DATA FOR THE TASK section start

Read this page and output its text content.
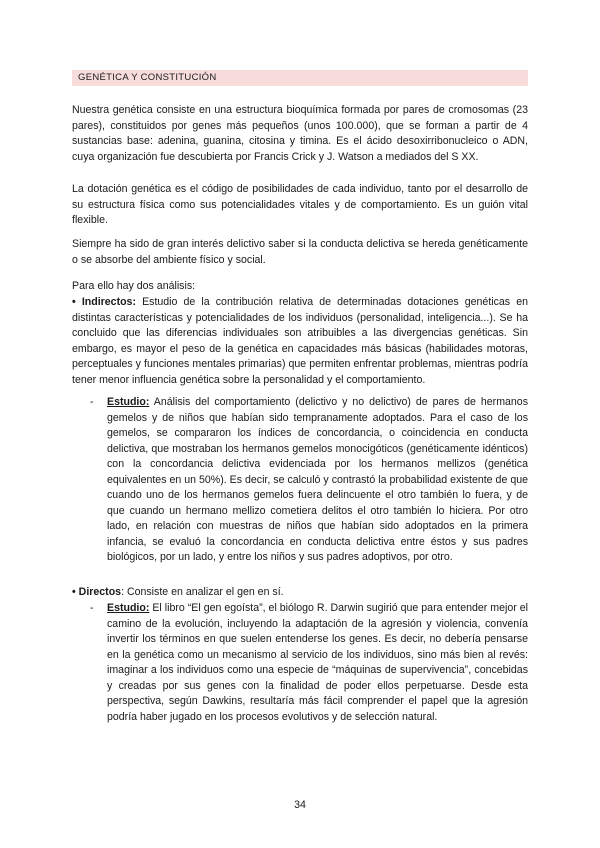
GENÉTICA Y CONSTITUCIÓN

Nuestra genética consiste en una estructura bioquímica formada por pares de cromosomas (23 pares), constituidos por genes más pequeños (unos 100.000), que se forman a partir de 4 sustancias base: adenina, guanina, citosina y timina. Es el ácido desoxirribonucleico o ADN, cuya organización fue descubierta por Francis Crick y J. Watson a mediados del S XX.

La dotación genética es el código de posibilidades de cada individuo, tanto por el desarrollo de su estructura física como sus potencialidades vitales y de comportamiento. Es un guión vital flexible.

Siempre ha sido de gran interés delictivo saber si la conducta delictiva se hereda genéticamente o se absorbe del ambiente físico y social.

Para ello hay dos análisis:

• Indirectos: Estudio de la contribución relativa de determinadas dotaciones genéticas en distintas características y potencialidades de los individuos (personalidad, inteligencia...). Se ha concluido que las diferencias individuales son atribuibles a las divergencias genéticas. Sin embargo, es mayor el peso de la genética en capacidades más básicas (habilidades motoras, perceptuales y funciones mentales primarias) que permiten enfrentar problemas, mientras podría tener menor influencia genética sobre la personalidad y el comportamiento.
- Estudio: Análisis del comportamiento (delictivo y no delictivo) de pares de hermanos gemelos y de niños que habían sido tempranamente adoptados. Para el caso de los gemelos, se compararon los índices de concordancia, o coincidencia en conducta delictiva, que mostraban los hermanos gemelos monocigóticos (genéticamente idénticos) con la concordancia delictiva evidenciada por los hermanos mellizos (genética equivalentes en un 50%). Es decir, se calculó y contrastó la probabilidad existente de que cuando uno de los hermanos gemelos fuera delincuente el otro también lo fuera, y de que cuando un hermano mellizo cometiera delitos el otro también lo hiciera. Por otro lado, en relación con muestras de niños que habían sido adoptados en la primera infancia, se evaluó la concordancia en conducta delictiva entre éstos y sus padres biológicos, por un lado, y entre los niños y sus padres adoptivos, por otro.
• Directos: Consiste en analizar el gen en sí.
- Estudio: El libro “El gen egoísta”, el biólogo R. Darwin sugirió que para entender mejor el camino de la evolución, incluyendo la adaptación de la agresión y violencia, convenía invertir los términos en que suelen entenderse los genes. Es decir, no debería pensarse en la genética como un mecanismo al servicio de los individuos, sino más bien al revés: imaginar a los individuos como una especie de “máquinas de supervivencia”, concebidas y creadas por sus genes con la finalidad de poder ellos perpetuarse. Desde esta perspectiva, según Dawkins, resultaría más fácil comprender el papel que la agresión podría haber jugado en los procesos evolutivos y de selección natural.
34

DATA FOR THE TASK section end

TASK: Go through the data and copy every line that includes "estructura".

RESULT OF THE EXERCISE:
Nuestra genética consiste en una estructura bioquímica formada por pares de cromosomas (23 pares), constituidos por genes más pequeños (unos 100.000), que se forman a partir de 4 sustancias base: adenina, guanina, citosina y timina. Es el ácido desoxirribonucleico o ADN, cuya organización fue descubierta por Francis Crick y J. Watson a mediados del S XX.
La dotación genética es el código de posibilidades de cada individuo, tanto por el desarrollo de su estructura física como sus potencialidades vitales y de comportamiento. Es un guión vital flexible.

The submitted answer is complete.